Work to do - Copy out the records in full, word for word, without pictures.

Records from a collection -
* start *

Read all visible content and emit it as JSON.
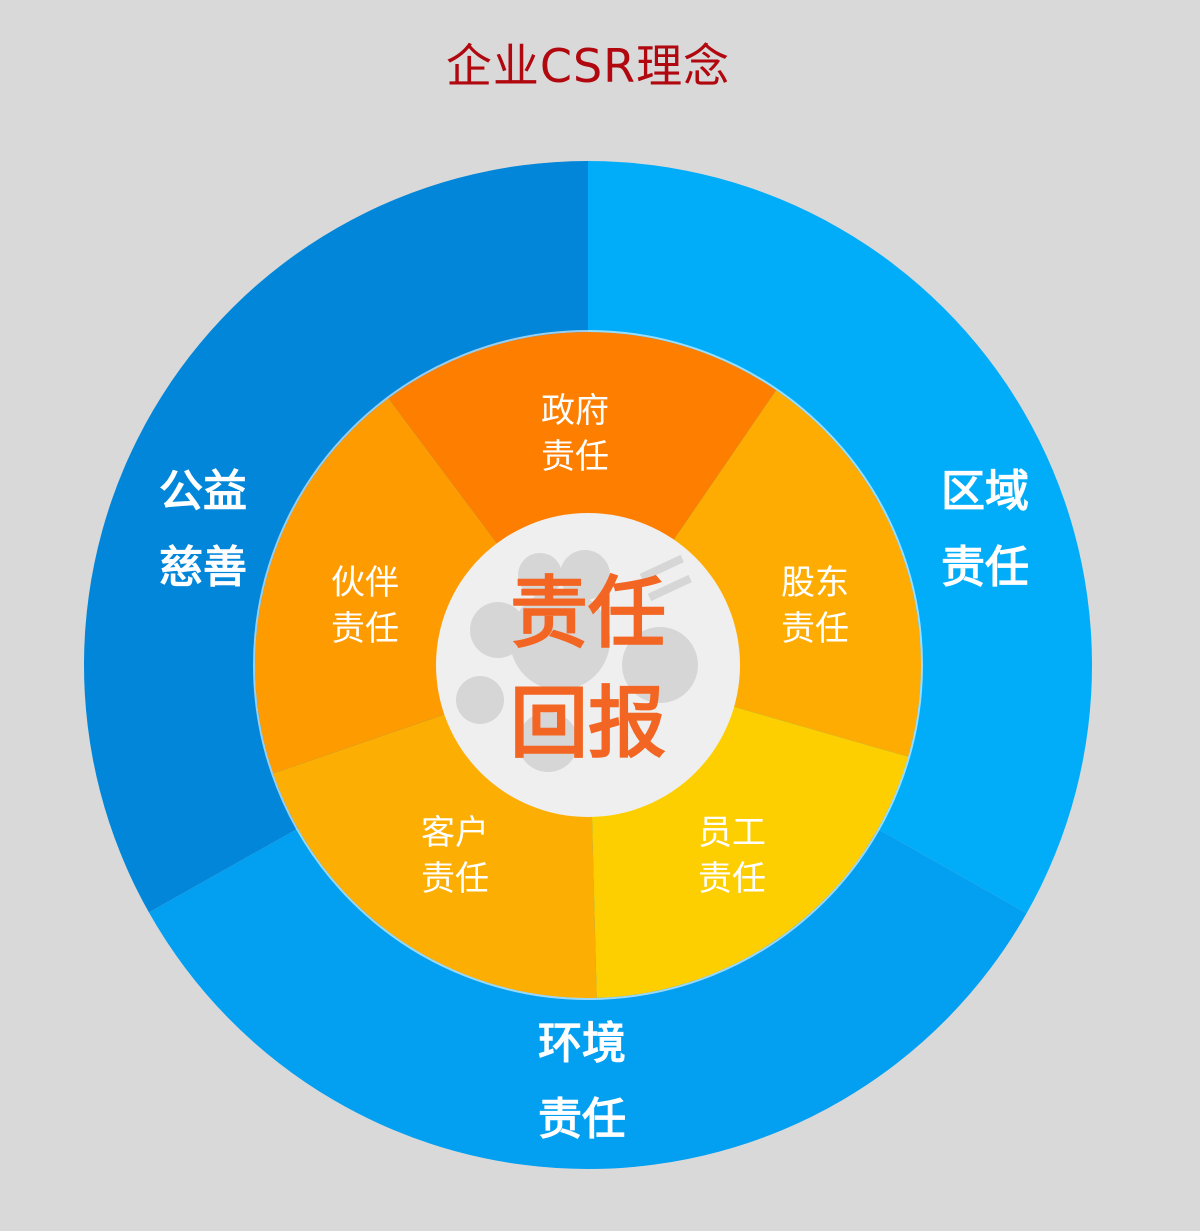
{
  "title": "企业CSR理念",
  "colors": {
    "background": "#d9d9d9",
    "title": "#b0080e",
    "center_fill": "#efefef",
    "center_deco": "#d6d6d6",
    "center_text": "#f26522"
  },
  "center": {
    "line1": "责任",
    "line2": "回报"
  },
  "outer_segments": [
    {
      "line1": "区域",
      "line2": "责任",
      "color": "#01adf9"
    },
    {
      "line1": "环境",
      "line2": "责任",
      "color": "#039ff0"
    },
    {
      "line1": "公益",
      "line2": "慈善",
      "color": "#0286d9"
    }
  ],
  "inner_segments": [
    {
      "line1": "政府",
      "line2": "责任",
      "color": "#fe7e00"
    },
    {
      "line1": "股东",
      "line2": "责任",
      "color": "#feac01"
    },
    {
      "line1": "员工",
      "line2": "责任",
      "color": "#fecf00"
    },
    {
      "line1": "客户",
      "line2": "责任",
      "color": "#fdae02"
    },
    {
      "line1": "伙伴",
      "line2": "责任",
      "color": "#fe9b01"
    }
  ]
}
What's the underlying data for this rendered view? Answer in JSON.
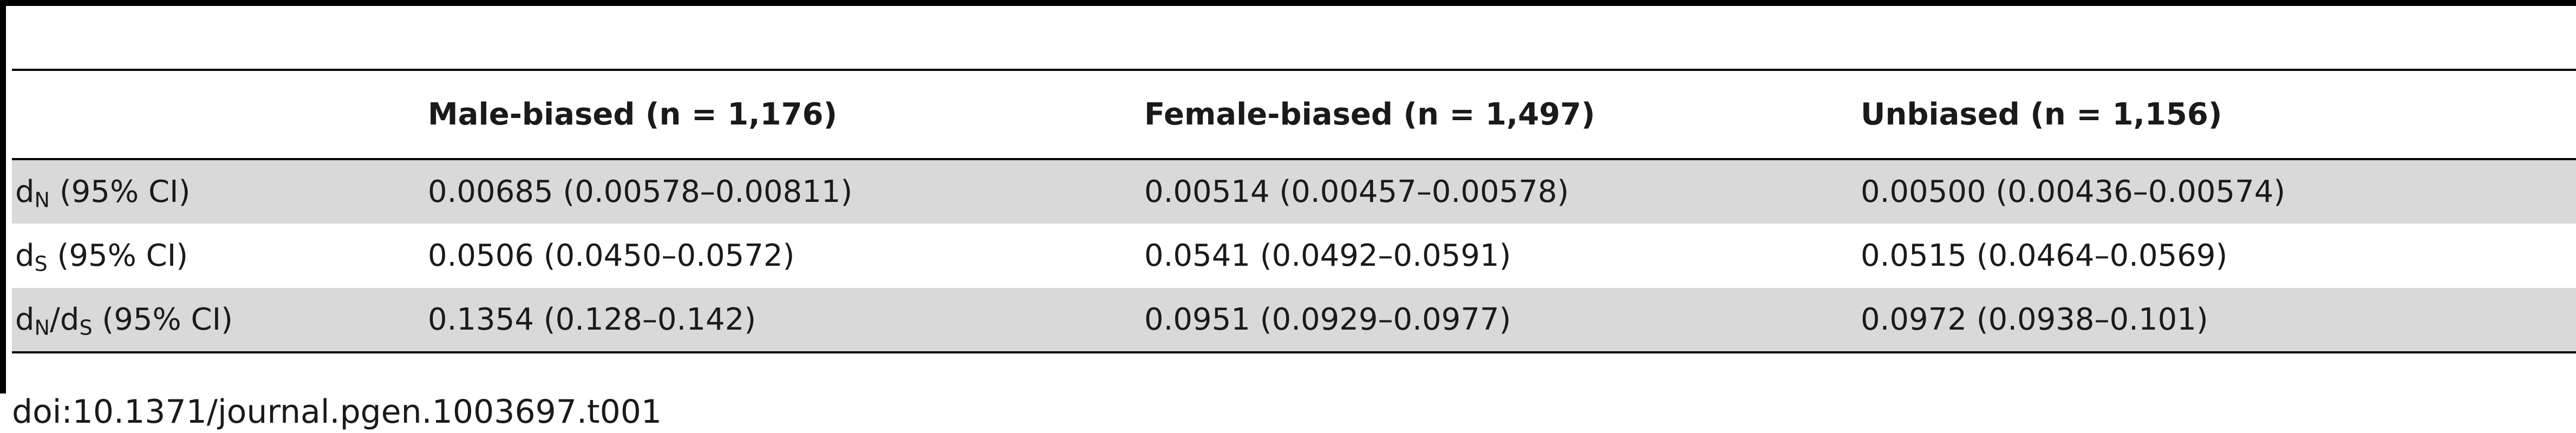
{
  "table": {
    "columns": [
      "",
      "Male-biased (n = 1,176)",
      "Female-biased (n = 1,497)",
      "Unbiased (n = 1,156)"
    ],
    "rows": [
      {
        "label_main": "d",
        "label_sub": "N",
        "label_rest": " (95% CI)",
        "values": [
          "0.00685 (0.00578–0.00811)",
          "0.00514 (0.00457–0.00578)",
          "0.00500 (0.00436–0.00574)"
        ]
      },
      {
        "label_main": "d",
        "label_sub": "S",
        "label_rest": " (95% CI)",
        "values": [
          "0.0506 (0.0450–0.0572)",
          "0.0541 (0.0492–0.0591)",
          "0.0515 (0.0464–0.0569)"
        ]
      },
      {
        "label_main": "d",
        "label_sub": "N",
        "label_mid": "/d",
        "label_sub2": "S",
        "label_rest": " (95% CI)",
        "values": [
          "0.1354 (0.128–0.142)",
          "0.0951 (0.0929–0.0977)",
          "0.0972 (0.0938–0.101)"
        ]
      }
    ]
  },
  "doi": "doi:10.1371/journal.pgen.1003697.t001"
}
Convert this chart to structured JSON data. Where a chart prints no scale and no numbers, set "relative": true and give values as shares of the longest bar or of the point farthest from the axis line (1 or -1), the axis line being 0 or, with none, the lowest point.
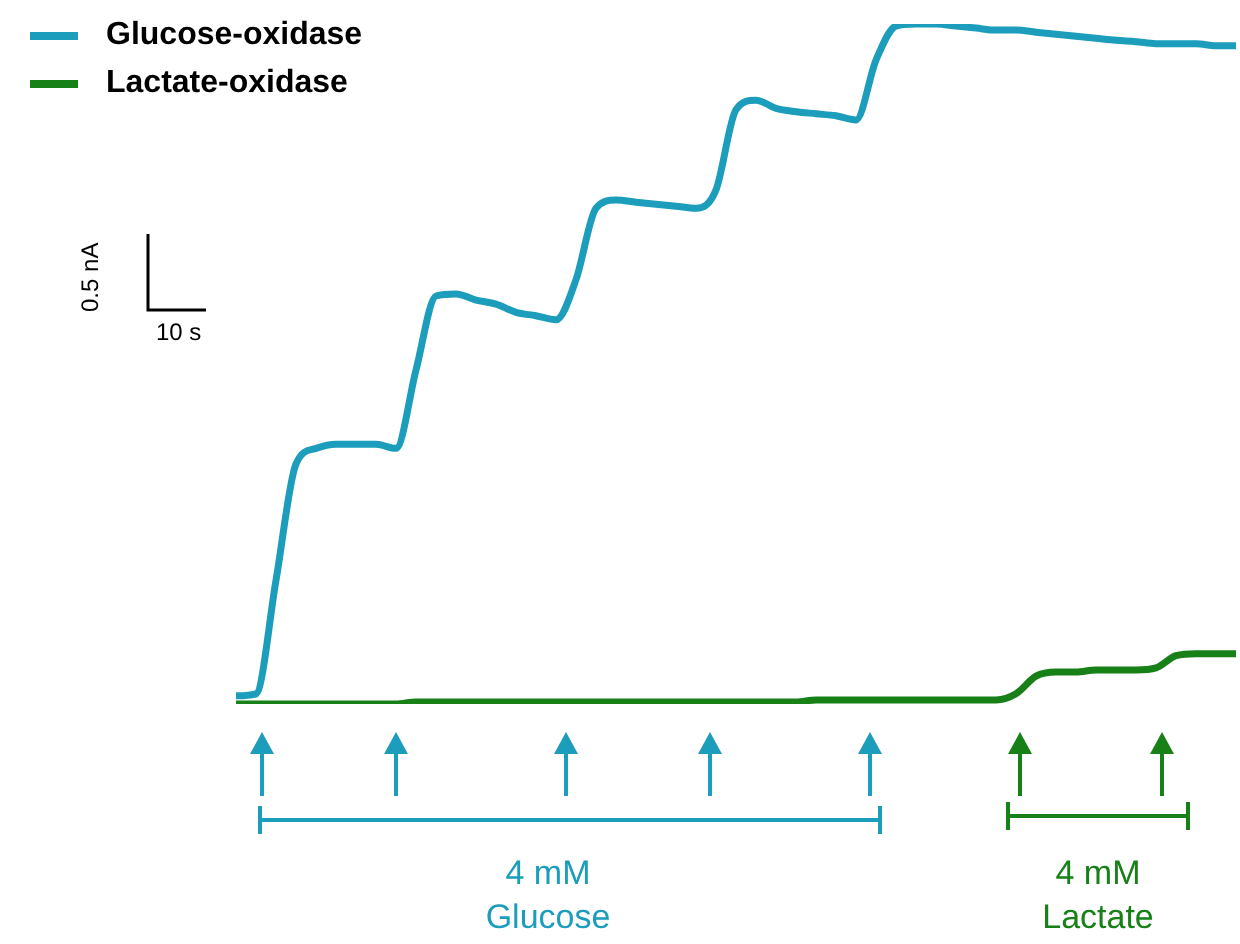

* end *

Reply -
Read all visible content and emit it as JSON.
{
  "title": "企业CSR理念",
  "colors": {
    "background": "#d9d9d9",
    "title": "#b0080e",
    "center_fill": "#efefef",
    "center_deco": "#d6d6d6",
    "center_text": "#f26522"
  },
  "center": {
    "line1": "责任",
    "line2": "回报"
  },
  "outer_segments": [
    {
      "line1": "区域",
      "line2": "责任",
      "color": "#01adf9"
    },
    {
      "line1": "环境",
      "line2": "责任",
      "color": "#039ff0"
    },
    {
      "line1": "公益",
      "line2": "慈善",
      "color": "#0286d9"
    }
  ],
  "inner_segments": [
    {
      "line1": "政府",
      "line2": "责任",
      "color": "#fe7e00"
    },
    {
      "line1": "股东",
      "line2": "责任",
      "color": "#feac01"
    },
    {
      "line1": "员工",
      "line2": "责任",
      "color": "#fecf00"
    },
    {
      "line1": "客户",
      "line2": "责任",
      "color": "#fdae02"
    },
    {
      "line1": "伙伴",
      "line2": "责任",
      "color": "#fe9b01"
    }
  ]
}
What's the underlying data for this rendered view? Answer in JSON.
{
  "table": {
    "columns": [
      "",
      "Male-biased (n = 1,176)",
      "Female-biased (n = 1,497)",
      "Unbiased (n = 1,156)"
    ],
    "rows": [
      {
        "label_main": "d",
        "label_sub": "N",
        "label_rest": " (95% CI)",
        "values": [
          "0.00685 (0.00578–0.00811)",
          "0.00514 (0.00457–0.00578)",
          "0.00500 (0.00436–0.00574)"
        ]
      },
      {
        "label_main": "d",
        "label_sub": "S",
        "label_rest": " (95% CI)",
        "values": [
          "0.0506 (0.0450–0.0572)",
          "0.0541 (0.0492–0.0591)",
          "0.0515 (0.0464–0.0569)"
        ]
      },
      {
        "label_main": "d",
        "label_sub": "N",
        "label_mid": "/d",
        "label_sub2": "S",
        "label_rest": " (95% CI)",
        "values": [
          "0.1354 (0.128–0.142)",
          "0.0951 (0.0929–0.0977)",
          "0.0972 (0.0938–0.101)"
        ]
      }
    ]
  },
  "doi": "doi:10.1371/journal.pgen.1003697.t001"
}
Convert this chart to structured JSON data. Where a chart prints no scale and no numbers, set "relative": true and give values as shares of the longest bar or of the point farthest from the axis line (1 or -1), the axis line being 0 or, with none, the lowest point.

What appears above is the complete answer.